- **Task details**:
Say how many lines include "Golfe", with no words around the number.

- **Data for processing**:
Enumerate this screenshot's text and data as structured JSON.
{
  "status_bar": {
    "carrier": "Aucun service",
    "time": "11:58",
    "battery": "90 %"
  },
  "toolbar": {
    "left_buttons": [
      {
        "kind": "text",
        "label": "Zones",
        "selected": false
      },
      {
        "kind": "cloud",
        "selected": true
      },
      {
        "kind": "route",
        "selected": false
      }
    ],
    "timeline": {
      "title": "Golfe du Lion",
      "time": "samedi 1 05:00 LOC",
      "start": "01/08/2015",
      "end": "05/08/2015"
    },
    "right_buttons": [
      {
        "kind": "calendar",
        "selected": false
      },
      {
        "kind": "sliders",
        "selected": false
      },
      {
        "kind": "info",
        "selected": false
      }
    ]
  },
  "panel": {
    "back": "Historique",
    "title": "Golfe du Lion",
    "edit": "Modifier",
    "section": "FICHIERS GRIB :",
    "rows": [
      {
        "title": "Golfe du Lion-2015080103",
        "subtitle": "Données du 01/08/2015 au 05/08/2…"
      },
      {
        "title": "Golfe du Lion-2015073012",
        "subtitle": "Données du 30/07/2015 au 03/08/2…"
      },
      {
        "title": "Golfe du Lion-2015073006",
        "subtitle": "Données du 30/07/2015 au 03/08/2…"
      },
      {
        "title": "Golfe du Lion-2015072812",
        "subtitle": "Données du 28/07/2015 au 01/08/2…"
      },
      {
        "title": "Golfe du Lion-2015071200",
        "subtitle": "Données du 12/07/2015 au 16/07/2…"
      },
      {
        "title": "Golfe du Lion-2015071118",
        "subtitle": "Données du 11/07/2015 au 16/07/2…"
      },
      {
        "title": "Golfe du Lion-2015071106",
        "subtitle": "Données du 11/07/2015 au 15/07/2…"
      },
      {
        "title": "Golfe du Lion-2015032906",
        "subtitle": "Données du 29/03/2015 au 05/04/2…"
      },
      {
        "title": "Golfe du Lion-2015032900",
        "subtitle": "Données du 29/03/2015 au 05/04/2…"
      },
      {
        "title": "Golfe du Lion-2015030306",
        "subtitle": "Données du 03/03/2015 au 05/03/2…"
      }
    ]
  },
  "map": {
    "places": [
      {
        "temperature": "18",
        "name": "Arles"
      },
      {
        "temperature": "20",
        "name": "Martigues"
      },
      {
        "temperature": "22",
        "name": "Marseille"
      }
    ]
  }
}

- **Answer**:
12